**INFORMATION GIVEN**.
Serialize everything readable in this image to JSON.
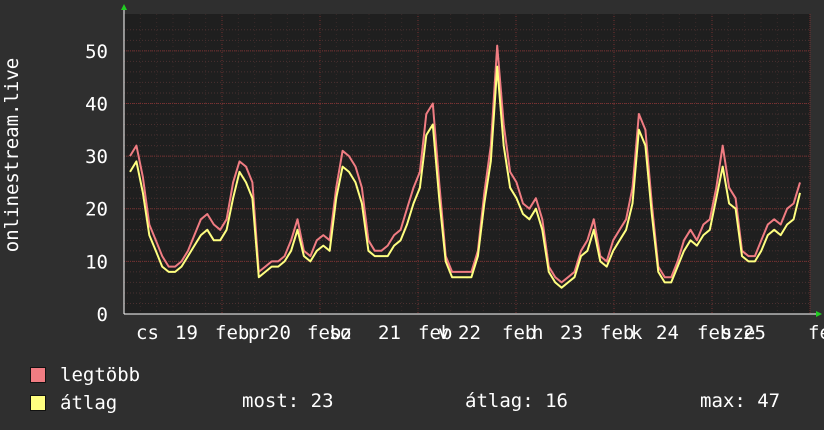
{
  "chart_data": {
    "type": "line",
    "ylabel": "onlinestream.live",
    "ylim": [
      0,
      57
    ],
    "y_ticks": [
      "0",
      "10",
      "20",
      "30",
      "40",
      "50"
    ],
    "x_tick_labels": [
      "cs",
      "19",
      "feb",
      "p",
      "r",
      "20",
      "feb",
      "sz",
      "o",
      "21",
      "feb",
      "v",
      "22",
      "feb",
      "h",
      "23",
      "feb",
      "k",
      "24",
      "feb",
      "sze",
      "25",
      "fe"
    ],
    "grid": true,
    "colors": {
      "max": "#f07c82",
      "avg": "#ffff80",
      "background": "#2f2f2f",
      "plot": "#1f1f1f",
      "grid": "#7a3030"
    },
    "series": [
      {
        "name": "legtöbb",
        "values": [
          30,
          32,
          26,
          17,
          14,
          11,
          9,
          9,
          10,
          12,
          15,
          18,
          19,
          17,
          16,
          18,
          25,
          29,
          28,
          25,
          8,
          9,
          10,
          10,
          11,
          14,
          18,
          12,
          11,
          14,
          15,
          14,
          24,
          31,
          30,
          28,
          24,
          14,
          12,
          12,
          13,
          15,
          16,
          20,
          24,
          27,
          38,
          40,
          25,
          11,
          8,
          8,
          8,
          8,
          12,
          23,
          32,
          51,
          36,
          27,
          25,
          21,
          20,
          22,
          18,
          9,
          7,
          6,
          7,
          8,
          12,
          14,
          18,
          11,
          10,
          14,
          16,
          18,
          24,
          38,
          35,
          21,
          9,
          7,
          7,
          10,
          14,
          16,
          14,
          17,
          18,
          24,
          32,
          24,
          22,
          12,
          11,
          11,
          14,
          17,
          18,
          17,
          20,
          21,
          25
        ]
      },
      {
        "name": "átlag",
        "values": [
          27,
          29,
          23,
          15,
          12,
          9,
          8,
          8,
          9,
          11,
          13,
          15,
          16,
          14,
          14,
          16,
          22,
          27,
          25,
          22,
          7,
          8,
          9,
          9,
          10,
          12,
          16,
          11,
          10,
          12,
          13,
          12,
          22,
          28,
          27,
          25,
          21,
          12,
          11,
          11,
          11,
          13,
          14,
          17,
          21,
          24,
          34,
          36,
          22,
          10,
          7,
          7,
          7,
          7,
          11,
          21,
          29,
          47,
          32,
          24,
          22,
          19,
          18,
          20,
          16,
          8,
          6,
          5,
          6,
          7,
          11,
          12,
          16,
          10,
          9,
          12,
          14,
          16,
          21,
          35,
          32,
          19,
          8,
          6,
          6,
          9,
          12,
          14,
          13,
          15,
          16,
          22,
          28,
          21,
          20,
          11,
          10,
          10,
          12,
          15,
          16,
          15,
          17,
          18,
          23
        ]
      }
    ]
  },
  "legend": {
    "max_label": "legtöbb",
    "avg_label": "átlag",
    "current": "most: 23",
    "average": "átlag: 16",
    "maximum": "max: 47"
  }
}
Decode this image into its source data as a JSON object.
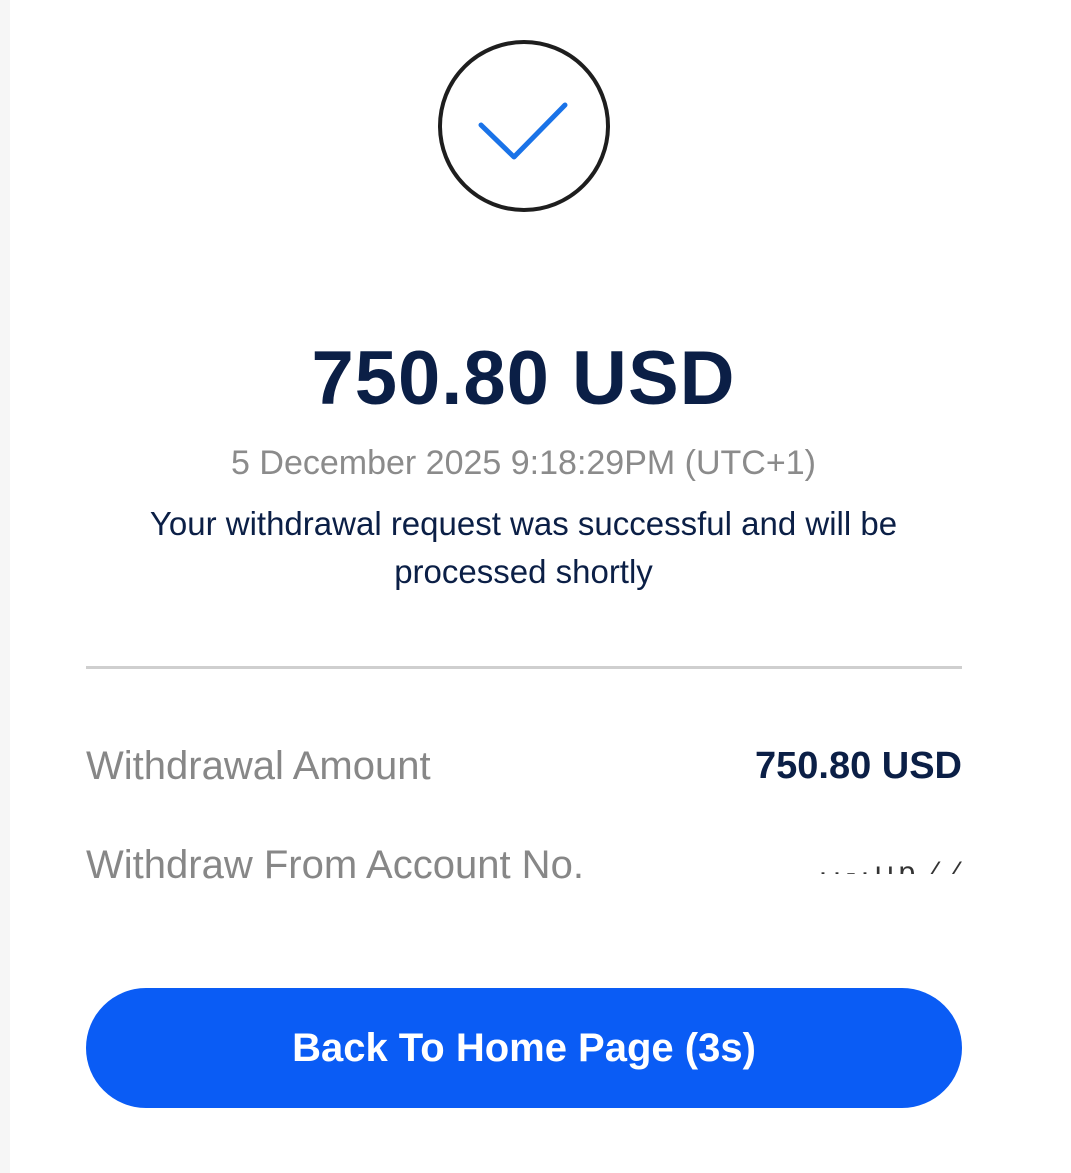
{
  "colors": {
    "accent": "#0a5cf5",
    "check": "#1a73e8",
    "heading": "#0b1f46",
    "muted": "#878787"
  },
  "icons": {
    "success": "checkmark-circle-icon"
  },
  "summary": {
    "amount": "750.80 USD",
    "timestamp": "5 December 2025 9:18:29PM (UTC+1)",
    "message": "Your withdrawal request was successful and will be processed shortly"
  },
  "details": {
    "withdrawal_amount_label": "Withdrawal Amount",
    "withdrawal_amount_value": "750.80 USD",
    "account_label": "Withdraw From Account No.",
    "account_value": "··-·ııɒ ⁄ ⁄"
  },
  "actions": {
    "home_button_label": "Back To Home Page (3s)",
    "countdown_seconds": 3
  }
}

...

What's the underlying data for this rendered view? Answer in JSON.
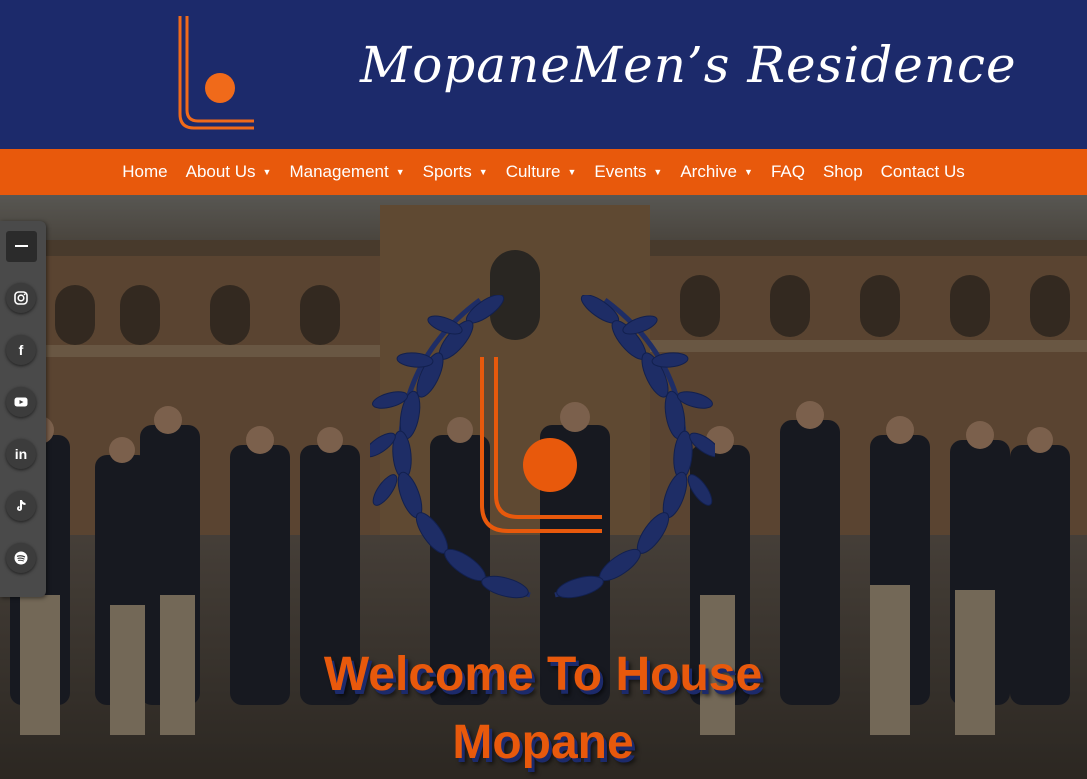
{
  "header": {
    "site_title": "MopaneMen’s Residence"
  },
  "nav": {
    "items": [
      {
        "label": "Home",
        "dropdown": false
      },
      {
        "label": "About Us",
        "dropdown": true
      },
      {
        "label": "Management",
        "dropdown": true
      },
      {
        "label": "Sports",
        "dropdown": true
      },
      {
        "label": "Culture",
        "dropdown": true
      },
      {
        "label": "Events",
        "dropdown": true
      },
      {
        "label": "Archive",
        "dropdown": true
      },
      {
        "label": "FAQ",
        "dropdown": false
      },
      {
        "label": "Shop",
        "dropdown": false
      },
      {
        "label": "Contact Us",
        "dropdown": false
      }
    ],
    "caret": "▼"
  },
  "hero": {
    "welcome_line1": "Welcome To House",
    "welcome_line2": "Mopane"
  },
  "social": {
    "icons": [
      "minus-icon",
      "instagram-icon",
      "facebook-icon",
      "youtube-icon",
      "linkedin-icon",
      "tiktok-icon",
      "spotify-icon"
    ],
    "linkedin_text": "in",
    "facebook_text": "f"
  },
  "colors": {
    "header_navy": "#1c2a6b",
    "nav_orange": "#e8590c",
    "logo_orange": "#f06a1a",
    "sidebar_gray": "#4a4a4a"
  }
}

**GOAL**. From the data, pick out every line that includes "this".

**RESULT BELOW**.
Serialize everything readable in this image to JSON.
Decode this image into its source data as a JSON object.
What's the underlying data for this rendered view? Answer in JSON.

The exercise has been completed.